Copy each line that contains the string "chosen".

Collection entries

* begin *

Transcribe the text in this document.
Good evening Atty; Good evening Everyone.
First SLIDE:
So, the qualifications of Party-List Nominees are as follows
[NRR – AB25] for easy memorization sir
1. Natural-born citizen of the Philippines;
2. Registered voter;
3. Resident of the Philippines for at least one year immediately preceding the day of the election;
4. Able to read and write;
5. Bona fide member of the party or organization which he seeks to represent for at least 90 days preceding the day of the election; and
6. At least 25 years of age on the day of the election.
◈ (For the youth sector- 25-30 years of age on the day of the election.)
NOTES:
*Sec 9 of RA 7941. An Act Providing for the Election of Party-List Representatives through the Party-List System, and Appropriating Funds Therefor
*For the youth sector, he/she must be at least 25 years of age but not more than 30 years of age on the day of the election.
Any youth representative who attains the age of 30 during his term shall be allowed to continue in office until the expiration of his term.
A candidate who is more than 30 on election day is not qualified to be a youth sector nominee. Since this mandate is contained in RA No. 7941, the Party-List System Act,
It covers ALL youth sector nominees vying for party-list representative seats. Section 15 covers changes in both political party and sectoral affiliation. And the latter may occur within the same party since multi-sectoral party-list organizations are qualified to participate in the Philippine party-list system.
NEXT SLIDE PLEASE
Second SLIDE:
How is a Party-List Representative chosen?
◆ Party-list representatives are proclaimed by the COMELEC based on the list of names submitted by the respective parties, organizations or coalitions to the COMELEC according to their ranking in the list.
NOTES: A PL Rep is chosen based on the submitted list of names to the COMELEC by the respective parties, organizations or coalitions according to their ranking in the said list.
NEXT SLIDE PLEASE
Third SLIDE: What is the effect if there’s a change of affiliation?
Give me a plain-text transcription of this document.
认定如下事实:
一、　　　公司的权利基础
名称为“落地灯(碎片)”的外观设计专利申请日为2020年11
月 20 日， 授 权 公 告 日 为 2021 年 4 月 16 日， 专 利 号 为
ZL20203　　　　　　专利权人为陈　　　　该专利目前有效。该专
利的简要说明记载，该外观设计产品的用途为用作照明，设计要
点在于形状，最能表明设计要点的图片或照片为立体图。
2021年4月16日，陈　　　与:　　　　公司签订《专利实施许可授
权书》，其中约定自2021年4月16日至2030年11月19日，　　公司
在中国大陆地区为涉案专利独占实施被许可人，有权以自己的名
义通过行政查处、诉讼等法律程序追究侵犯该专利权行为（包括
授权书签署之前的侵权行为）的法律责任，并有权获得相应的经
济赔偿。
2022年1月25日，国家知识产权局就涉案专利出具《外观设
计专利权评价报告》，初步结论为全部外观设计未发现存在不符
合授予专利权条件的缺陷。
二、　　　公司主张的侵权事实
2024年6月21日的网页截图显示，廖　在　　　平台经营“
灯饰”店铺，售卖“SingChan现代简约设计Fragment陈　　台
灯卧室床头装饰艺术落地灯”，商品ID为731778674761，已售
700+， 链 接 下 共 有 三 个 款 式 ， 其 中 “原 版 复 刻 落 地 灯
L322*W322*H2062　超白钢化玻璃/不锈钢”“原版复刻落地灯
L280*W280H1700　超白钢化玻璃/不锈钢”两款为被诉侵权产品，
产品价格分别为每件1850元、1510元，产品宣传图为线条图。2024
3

* end *

__Response__
How is a Party-List Representative chosen?
NOTES: A PL Rep is chosen based on the submitted list of names to the COMELEC by the respective parties, organizations or coalitions according to their ranking in the said list.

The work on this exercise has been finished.